__The task__. Can you recast the listing below as a JSON list of strings, one string per line and blank lines left out, from the line with "Extract all elements" through the line with "data-point-red <box>106 368 113 375</box>"?

— Begin —

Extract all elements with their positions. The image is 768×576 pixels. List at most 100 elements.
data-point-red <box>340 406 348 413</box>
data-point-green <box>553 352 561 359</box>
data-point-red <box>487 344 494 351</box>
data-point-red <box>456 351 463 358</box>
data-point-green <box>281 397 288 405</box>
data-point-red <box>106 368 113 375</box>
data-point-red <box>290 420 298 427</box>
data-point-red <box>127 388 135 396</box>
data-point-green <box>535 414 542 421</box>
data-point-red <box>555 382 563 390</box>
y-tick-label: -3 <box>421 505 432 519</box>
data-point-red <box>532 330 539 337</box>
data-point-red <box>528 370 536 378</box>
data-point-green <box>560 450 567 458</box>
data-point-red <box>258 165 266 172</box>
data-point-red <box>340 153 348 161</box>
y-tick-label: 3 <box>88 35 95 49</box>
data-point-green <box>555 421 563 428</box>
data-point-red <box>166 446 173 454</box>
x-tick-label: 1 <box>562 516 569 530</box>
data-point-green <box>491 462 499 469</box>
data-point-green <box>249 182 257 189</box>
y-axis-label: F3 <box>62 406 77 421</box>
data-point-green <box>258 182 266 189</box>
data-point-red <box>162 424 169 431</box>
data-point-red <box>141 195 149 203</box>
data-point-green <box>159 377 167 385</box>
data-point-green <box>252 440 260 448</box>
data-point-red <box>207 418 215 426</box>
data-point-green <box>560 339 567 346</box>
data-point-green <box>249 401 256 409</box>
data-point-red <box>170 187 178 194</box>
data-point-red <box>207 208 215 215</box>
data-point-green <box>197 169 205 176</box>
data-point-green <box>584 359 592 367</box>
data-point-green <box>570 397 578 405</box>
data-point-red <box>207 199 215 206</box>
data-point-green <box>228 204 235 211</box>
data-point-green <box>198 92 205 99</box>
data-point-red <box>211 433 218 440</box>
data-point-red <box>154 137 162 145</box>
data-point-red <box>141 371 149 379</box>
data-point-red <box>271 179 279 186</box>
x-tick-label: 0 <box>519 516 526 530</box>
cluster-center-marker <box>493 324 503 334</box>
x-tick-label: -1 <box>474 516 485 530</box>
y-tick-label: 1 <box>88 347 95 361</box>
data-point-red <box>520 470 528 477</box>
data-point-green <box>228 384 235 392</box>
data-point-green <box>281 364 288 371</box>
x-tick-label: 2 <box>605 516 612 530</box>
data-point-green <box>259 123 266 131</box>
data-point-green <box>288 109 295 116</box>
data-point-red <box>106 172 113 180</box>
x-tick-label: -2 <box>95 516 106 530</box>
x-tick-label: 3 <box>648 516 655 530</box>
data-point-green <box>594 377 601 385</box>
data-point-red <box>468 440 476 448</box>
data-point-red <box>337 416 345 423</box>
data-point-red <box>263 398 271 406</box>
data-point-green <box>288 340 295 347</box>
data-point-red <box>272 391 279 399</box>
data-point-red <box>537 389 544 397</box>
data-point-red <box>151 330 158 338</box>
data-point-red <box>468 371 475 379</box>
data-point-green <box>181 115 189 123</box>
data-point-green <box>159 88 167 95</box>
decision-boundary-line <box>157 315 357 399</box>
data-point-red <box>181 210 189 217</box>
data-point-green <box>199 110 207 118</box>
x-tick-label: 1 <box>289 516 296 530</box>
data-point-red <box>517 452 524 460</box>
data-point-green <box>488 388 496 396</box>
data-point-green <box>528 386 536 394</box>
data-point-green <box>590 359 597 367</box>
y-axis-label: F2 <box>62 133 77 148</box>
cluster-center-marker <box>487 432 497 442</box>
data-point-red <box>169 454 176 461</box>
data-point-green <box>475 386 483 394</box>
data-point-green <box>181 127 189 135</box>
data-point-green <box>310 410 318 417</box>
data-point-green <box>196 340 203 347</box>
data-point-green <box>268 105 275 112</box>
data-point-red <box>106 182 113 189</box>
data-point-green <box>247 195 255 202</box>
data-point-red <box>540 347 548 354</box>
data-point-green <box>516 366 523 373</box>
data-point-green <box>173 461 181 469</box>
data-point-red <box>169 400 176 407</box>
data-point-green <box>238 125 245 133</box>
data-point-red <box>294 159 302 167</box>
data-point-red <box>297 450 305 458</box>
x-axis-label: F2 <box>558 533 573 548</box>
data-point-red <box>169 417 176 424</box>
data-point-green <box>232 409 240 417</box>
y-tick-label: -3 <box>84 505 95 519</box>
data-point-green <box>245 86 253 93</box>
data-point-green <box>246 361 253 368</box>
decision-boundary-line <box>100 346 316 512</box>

— End —
— Begin —

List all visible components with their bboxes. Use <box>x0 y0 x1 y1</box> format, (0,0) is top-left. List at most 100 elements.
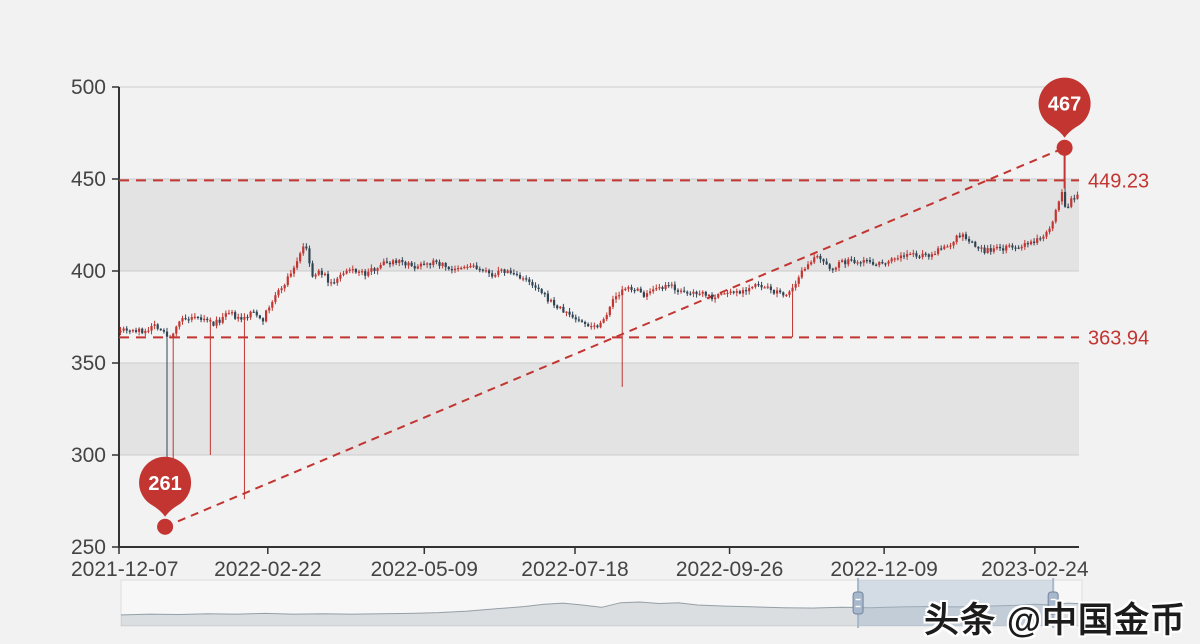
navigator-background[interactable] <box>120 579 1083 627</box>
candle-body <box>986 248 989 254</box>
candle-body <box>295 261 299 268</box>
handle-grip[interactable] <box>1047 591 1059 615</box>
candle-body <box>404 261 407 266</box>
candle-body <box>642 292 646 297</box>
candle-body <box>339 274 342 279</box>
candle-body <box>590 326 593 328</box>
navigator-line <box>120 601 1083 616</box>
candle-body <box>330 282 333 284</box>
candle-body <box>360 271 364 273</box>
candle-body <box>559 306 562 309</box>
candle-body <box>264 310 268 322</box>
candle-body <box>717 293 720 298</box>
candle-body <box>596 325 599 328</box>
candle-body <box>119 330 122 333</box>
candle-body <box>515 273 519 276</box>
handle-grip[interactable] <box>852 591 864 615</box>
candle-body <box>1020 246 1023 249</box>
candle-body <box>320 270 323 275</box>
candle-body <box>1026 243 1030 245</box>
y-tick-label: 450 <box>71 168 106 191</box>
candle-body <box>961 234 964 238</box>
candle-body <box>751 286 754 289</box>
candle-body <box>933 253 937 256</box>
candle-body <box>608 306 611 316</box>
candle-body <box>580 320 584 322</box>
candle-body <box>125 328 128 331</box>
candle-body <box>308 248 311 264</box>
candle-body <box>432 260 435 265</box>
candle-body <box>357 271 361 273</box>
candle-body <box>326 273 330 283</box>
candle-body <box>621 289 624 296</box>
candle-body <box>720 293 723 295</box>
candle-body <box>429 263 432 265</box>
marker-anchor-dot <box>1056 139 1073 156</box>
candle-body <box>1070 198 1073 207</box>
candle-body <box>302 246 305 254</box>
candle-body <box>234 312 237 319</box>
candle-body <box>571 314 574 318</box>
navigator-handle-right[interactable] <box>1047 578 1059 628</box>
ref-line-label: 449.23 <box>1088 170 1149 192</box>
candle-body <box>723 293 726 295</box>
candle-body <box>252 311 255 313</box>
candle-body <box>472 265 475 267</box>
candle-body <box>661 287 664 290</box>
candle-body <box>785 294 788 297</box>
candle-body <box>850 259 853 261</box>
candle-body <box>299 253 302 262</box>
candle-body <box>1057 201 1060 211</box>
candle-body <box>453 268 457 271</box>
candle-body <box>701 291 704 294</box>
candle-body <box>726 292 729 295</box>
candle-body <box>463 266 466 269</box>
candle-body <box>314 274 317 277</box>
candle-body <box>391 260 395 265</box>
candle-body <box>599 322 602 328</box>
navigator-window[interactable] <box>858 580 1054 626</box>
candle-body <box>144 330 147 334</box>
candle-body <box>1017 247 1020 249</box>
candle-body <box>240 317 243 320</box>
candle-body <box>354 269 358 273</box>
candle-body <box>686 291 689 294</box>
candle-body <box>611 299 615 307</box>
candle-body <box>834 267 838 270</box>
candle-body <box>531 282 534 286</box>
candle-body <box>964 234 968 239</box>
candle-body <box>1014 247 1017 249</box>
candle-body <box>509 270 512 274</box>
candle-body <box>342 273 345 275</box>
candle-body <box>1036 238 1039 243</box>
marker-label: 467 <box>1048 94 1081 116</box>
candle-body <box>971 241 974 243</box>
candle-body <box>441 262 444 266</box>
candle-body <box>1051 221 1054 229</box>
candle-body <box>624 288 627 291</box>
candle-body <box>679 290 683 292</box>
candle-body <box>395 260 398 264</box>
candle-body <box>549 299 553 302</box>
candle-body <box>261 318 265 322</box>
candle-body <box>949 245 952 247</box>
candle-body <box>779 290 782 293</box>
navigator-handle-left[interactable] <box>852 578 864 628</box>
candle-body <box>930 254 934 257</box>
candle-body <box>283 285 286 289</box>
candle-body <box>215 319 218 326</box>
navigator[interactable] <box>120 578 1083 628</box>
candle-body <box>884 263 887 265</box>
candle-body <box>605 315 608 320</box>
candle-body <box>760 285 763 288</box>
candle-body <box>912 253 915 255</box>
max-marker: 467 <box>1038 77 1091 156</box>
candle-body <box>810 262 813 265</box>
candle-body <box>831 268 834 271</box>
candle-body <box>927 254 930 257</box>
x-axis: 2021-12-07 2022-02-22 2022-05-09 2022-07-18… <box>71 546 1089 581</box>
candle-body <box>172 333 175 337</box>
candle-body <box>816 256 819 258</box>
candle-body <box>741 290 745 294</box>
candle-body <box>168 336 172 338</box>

— End —

__Complete output__.
[
  "Extract all elements with their positions. The image is 768×576 pixels. List at most 100 elements.",
  "data-point-red <box>340 406 348 413</box>",
  "data-point-green <box>553 352 561 359</box>",
  "data-point-red <box>487 344 494 351</box>",
  "data-point-red <box>456 351 463 358</box>",
  "data-point-green <box>281 397 288 405</box>",
  "data-point-red <box>106 368 113 375</box>"
]